→ **PROBLEM**
Find the string "Sepal" in the entries and copy each line that has it.

Data entries for graphics
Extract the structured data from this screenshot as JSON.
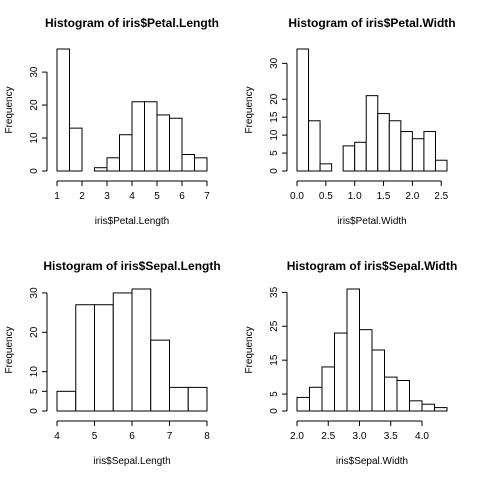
{
  "chart_data": [
    {
      "type": "bar",
      "title": "Histogram of iris$Petal.Length",
      "xlabel": "iris$Petal.Length",
      "ylabel": "Frequency",
      "bins": [
        [
          1,
          1.5
        ],
        [
          1.5,
          2
        ],
        [
          2,
          2.5
        ],
        [
          2.5,
          3
        ],
        [
          3,
          3.5
        ],
        [
          3.5,
          4
        ],
        [
          4,
          4.5
        ],
        [
          4.5,
          5
        ],
        [
          5,
          5.5
        ],
        [
          5.5,
          6
        ],
        [
          6,
          6.5
        ],
        [
          6.5,
          7
        ]
      ],
      "values": [
        37,
        13,
        0,
        1,
        4,
        11,
        21,
        21,
        17,
        16,
        5,
        4
      ],
      "xlim": [
        1,
        7
      ],
      "ylim": [
        0,
        37
      ],
      "xticks": [
        1,
        2,
        3,
        4,
        5,
        6,
        7
      ],
      "yticks": [
        0,
        10,
        20,
        30
      ],
      "grid": false
    },
    {
      "type": "bar",
      "title": "Histogram of iris$Petal.Width",
      "xlabel": "iris$Petal.Width",
      "ylabel": "Frequency",
      "bins": [
        [
          0,
          0.2
        ],
        [
          0.2,
          0.4
        ],
        [
          0.4,
          0.6
        ],
        [
          0.6,
          0.8
        ],
        [
          0.8,
          1.0
        ],
        [
          1.0,
          1.2
        ],
        [
          1.2,
          1.4
        ],
        [
          1.4,
          1.6
        ],
        [
          1.6,
          1.8
        ],
        [
          1.8,
          2.0
        ],
        [
          2.0,
          2.2
        ],
        [
          2.2,
          2.4
        ],
        [
          2.4,
          2.6
        ]
      ],
      "values": [
        34,
        14,
        2,
        0,
        7,
        8,
        21,
        16,
        14,
        11,
        9,
        11,
        3
      ],
      "xlim": [
        0,
        2.6
      ],
      "ylim": [
        0,
        34
      ],
      "xticks": [
        "0.0",
        "0.5",
        "1.0",
        "1.5",
        "2.0",
        "2.5"
      ],
      "yticks": [
        0,
        5,
        10,
        15,
        20,
        30
      ],
      "grid": false
    },
    {
      "type": "bar",
      "title": "Histogram of iris$Sepal.Length",
      "xlabel": "iris$Sepal.Length",
      "ylabel": "Frequency",
      "bins": [
        [
          4,
          4.5
        ],
        [
          4.5,
          5
        ],
        [
          5,
          5.5
        ],
        [
          5.5,
          6
        ],
        [
          6,
          6.5
        ],
        [
          6.5,
          7
        ],
        [
          7,
          7.5
        ],
        [
          7.5,
          8
        ]
      ],
      "values": [
        5,
        27,
        27,
        30,
        31,
        18,
        6,
        6
      ],
      "xlim": [
        4,
        8
      ],
      "ylim": [
        0,
        31
      ],
      "xticks": [
        4,
        5,
        6,
        7,
        8
      ],
      "yticks": [
        0,
        5,
        10,
        20,
        30
      ],
      "grid": false
    },
    {
      "type": "bar",
      "title": "Histogram of iris$Sepal.Width",
      "xlabel": "iris$Sepal.Width",
      "ylabel": "Frequency",
      "bins": [
        [
          2.0,
          2.2
        ],
        [
          2.2,
          2.4
        ],
        [
          2.4,
          2.6
        ],
        [
          2.6,
          2.8
        ],
        [
          2.8,
          3.0
        ],
        [
          3.0,
          3.2
        ],
        [
          3.2,
          3.4
        ],
        [
          3.4,
          3.6
        ],
        [
          3.6,
          3.8
        ],
        [
          3.8,
          4.0
        ],
        [
          4.0,
          4.2
        ],
        [
          4.2,
          4.4
        ]
      ],
      "values": [
        4,
        7,
        13,
        23,
        36,
        24,
        18,
        10,
        9,
        3,
        2,
        1
      ],
      "xlim": [
        2.0,
        4.4
      ],
      "ylim": [
        0,
        36
      ],
      "xticks": [
        "2.0",
        "2.5",
        "3.0",
        "3.5",
        "4.0"
      ],
      "yticks": [
        0,
        5,
        15,
        25,
        35
      ],
      "grid": false
    }
  ]
}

→ **OUTPUT FOR THIS EXERCISE**
      "title": "Histogram of iris$Sepal.Length",
      "xlabel": "iris$Sepal.Length",
      "title": "Histogram of iris$Sepal.Width",
      "xlabel": "iris$Sepal.Width",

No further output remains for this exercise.